:: PROBLEM TO SOLVE ::
List the lines of this listing that hold the word "text".

(Items from a data source)
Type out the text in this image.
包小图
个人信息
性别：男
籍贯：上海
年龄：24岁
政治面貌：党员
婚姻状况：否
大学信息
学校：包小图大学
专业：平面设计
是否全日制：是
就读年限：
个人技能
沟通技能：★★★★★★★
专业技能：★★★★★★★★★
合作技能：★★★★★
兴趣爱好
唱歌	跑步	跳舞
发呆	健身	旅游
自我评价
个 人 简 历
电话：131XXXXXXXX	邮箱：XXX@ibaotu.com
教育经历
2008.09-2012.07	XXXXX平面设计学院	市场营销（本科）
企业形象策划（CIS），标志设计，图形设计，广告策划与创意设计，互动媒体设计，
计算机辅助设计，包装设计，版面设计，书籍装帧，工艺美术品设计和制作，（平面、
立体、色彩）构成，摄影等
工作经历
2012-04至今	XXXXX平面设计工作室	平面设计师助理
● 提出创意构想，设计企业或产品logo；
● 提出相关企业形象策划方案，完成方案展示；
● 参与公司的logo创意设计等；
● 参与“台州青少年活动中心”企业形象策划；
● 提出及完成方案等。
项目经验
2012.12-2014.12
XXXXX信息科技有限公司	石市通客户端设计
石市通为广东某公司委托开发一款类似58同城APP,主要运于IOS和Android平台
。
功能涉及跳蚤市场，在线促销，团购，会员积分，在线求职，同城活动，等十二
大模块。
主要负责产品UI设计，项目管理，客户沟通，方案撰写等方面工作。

...

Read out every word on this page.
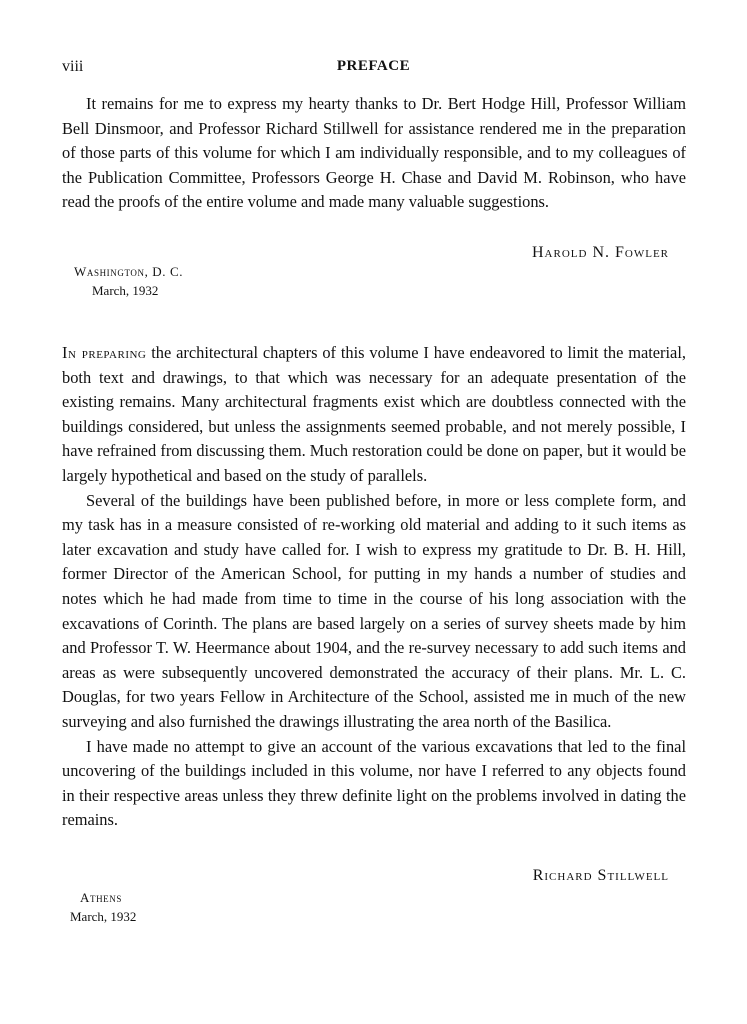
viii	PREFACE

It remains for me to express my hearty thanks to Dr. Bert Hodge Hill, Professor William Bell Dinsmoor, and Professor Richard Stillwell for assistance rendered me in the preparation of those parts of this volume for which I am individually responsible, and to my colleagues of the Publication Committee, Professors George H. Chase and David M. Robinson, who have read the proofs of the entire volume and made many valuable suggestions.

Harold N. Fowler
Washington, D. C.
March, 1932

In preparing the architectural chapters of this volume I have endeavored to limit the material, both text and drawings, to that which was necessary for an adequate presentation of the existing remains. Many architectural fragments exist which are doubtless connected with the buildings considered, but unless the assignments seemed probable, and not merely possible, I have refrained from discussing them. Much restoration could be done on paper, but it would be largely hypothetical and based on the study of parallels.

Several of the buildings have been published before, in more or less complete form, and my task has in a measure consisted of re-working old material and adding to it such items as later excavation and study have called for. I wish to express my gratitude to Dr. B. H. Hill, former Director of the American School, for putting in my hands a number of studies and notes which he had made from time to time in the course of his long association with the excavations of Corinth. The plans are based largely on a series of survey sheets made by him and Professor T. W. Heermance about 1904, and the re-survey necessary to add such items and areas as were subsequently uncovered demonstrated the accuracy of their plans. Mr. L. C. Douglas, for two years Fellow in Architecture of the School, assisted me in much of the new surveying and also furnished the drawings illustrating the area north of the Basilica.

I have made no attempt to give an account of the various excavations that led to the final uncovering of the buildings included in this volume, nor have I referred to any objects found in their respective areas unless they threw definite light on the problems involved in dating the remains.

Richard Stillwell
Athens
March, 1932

:: EXERCISE RESULT ::
Type out the text in this image.
In preparing the architectural chapters of this volume I have endeavored to limit the material, both text and drawings, to that which was necessary for an adequate presentation of the existing remains. Many architectural fragments exist which are doubtless connected with the buildings considered, but unless the assignments seemed probable, and not merely possible, I have refrained from discussing them. Much restoration could be done on paper, but it would be largely hypothetical and based on the study of parallels.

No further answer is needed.